Instructions for the task: Reproduce every one of the following entries word for word, with no changes of any kind.

Excerpted records:
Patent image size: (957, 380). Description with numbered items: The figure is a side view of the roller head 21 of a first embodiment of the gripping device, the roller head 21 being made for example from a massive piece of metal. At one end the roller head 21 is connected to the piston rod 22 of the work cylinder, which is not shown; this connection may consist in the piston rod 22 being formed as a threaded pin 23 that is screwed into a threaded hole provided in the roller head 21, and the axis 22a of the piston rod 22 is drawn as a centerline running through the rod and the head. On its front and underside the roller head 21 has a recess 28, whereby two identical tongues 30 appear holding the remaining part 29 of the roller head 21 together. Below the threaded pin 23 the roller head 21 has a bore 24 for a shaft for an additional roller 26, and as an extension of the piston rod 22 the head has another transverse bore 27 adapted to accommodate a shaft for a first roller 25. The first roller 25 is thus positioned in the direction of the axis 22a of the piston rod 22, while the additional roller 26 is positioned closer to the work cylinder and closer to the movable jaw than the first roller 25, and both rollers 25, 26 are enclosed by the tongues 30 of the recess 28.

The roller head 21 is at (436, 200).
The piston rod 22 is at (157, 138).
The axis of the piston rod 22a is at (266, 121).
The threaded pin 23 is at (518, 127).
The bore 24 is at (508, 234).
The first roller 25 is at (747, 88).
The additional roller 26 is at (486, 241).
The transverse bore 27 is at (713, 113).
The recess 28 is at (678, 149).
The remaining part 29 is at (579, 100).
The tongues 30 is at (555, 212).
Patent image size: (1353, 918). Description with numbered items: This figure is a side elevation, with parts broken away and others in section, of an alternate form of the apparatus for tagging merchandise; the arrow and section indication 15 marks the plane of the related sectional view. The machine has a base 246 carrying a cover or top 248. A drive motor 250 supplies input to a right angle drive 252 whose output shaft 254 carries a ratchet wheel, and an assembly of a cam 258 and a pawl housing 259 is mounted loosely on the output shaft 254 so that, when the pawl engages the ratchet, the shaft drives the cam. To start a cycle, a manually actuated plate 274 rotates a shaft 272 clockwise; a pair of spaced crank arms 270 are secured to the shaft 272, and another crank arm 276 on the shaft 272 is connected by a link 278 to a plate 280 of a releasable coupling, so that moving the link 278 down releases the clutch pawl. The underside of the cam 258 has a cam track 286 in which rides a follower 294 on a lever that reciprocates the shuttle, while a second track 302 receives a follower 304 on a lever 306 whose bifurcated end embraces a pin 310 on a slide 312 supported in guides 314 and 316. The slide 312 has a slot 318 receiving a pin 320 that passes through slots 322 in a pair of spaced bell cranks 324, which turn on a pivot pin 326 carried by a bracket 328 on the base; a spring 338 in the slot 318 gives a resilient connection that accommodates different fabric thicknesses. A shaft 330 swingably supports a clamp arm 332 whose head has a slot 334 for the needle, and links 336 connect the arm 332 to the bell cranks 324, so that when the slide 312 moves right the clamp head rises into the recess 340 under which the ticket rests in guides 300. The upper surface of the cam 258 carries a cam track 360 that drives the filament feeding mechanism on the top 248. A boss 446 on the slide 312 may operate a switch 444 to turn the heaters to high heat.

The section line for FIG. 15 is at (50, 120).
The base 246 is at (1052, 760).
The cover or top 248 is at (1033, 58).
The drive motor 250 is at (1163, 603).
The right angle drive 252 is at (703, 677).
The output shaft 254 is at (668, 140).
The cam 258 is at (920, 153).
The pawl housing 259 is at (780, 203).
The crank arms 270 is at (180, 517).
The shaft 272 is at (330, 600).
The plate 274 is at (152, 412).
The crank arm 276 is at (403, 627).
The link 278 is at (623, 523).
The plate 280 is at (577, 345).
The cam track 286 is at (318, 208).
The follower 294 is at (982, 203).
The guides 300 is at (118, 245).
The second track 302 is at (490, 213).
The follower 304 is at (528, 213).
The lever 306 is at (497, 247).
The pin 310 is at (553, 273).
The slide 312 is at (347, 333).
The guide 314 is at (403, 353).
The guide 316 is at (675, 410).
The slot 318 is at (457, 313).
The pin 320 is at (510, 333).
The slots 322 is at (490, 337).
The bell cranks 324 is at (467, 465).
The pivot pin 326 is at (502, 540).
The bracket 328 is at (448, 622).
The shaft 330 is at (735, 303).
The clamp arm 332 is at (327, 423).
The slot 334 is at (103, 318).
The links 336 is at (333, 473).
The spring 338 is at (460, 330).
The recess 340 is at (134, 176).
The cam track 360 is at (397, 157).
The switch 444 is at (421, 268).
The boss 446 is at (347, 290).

Correct answer:
Patent image size: (957, 380). Description with numbered items: The figure is a side view of the roller head 21 of a first embodiment of the gripping device, the roller head 21 being made for example from a massive piece of metal. At one end the roller head 21 is connected to the piston rod 22 of the work cylinder, which is not shown; this connection may consist in the piston rod 22 being formed as a threaded pin 23 that is screwed into a threaded hole provided in the roller head 21, and the axis 22a of the piston rod 22 is drawn as a centerline running through the rod and the head. On its front and underside the roller head 21 has a recess 28, whereby two identical tongues 30 appear holding the remaining part 29 of the roller head 21 together. Below the threaded pin 23 the roller head 21 has a bore 24 for a shaft for an additional roller 26, and as an extension of the piston rod 22 the head has another transverse bore 27 adapted to accommodate a shaft for a first roller 25. The first roller 25 is thus positioned in the direction of the axis 22a of the piston rod 22, while the additional roller 26 is positioned closer to the work cylinder and closer to the movable jaw than the first roller 25, and both rollers 25, 26 are enclosed by the tongues 30 of the recess 28.

The roller head 21 is at (436, 200).
The piston rod 22 is at (157, 138).
The axis of the piston rod 22a is at (266, 121).
The threaded pin 23 is at (518, 127).
The bore 24 is at (508, 234).
The first roller 25 is at (747, 88).
The additional roller 26 is at (486, 241).
The transverse bore 27 is at (713, 113).
The recess 28 is at (678, 149).
The remaining part 29 is at (579, 100).
The tongues 30 is at (555, 212).
Patent image size: (1353, 918). Description with numbered items: This figure is a side elevation, with parts broken away and others in section, of an alternate form of the apparatus for tagging merchandise; the arrow and section indication 15 marks the plane of the related sectional view. The machine has a base 246 carrying a cover or top 248. A drive motor 250 supplies input to a right angle drive 252 whose output shaft 254 carries a ratchet wheel, and an assembly of a cam 258 and a pawl housing 259 is mounted loosely on the output shaft 254 so that, when the pawl engages the ratchet, the shaft drives the cam. To start a cycle, a manually actuated plate 274 rotates a shaft 272 clockwise; a pair of spaced crank arms 270 are secured to the shaft 272, and another crank arm 276 on the shaft 272 is connected by a link 278 to a plate 280 of a releasable coupling, so that moving the link 278 down releases the clutch pawl. The underside of the cam 258 has a cam track 286 in which rides a follower 294 on a lever that reciprocates the shuttle, while a second track 302 receives a follower 304 on a lever 306 whose bifurcated end embraces a pin 310 on a slide 312 supported in guides 314 and 316. The slide 312 has a slot 318 receiving a pin 320 that passes through slots 322 in a pair of spaced bell cranks 324, which turn on a pivot pin 326 carried by a bracket 328 on the base; a spring 338 in the slot 318 gives a resilient connection that accommodates different fabric thicknesses. A shaft 330 swingably supports a clamp arm 332 whose head has a slot 334 for the needle, and links 336 connect the arm 332 to the bell cranks 324, so that when the slide 312 moves right the clamp head rises into the recess 340 under which the ticket rests in guides 300. The upper surface of the cam 258 carries a cam track 360 that drives the filament feeding mechanism on the top 248. A boss 446 on the slide 312 may operate a switch 444 to turn the heaters to high heat.

The section line for FIG. 15 is at (50, 120).
The base 246 is at (1052, 760).
The cover or top 248 is at (1033, 58).
The drive motor 250 is at (1163, 603).
The right angle drive 252 is at (703, 677).
The output shaft 254 is at (668, 140).
The cam 258 is at (920, 153).
The pawl housing 259 is at (780, 203).
The crank arms 270 is at (180, 517).
The shaft 272 is at (330, 600).
The plate 274 is at (152, 412).
The crank arm 276 is at (403, 627).
The link 278 is at (623, 523).
The plate 280 is at (577, 345).
The cam track 286 is at (318, 208).
The follower 294 is at (982, 203).
The guides 300 is at (118, 245).
The second track 302 is at (490, 213).
The follower 304 is at (528, 213).
The lever 306 is at (497, 247).
The pin 310 is at (553, 273).
The slide 312 is at (347, 333).
The guide 314 is at (403, 353).
The guide 316 is at (675, 410).
The slot 318 is at (457, 313).
The pin 320 is at (510, 333).
The slots 322 is at (490, 337).
The bell cranks 324 is at (467, 465).
The pivot pin 326 is at (502, 540).
The bracket 328 is at (448, 622).
The shaft 330 is at (735, 303).
The clamp arm 332 is at (327, 423).
The slot 334 is at (103, 318).
The links 336 is at (333, 473).
The spring 338 is at (460, 330).
The recess 340 is at (134, 176).
The cam track 360 is at (397, 157).
The switch 444 is at (421, 268).
The boss 446 is at (347, 290).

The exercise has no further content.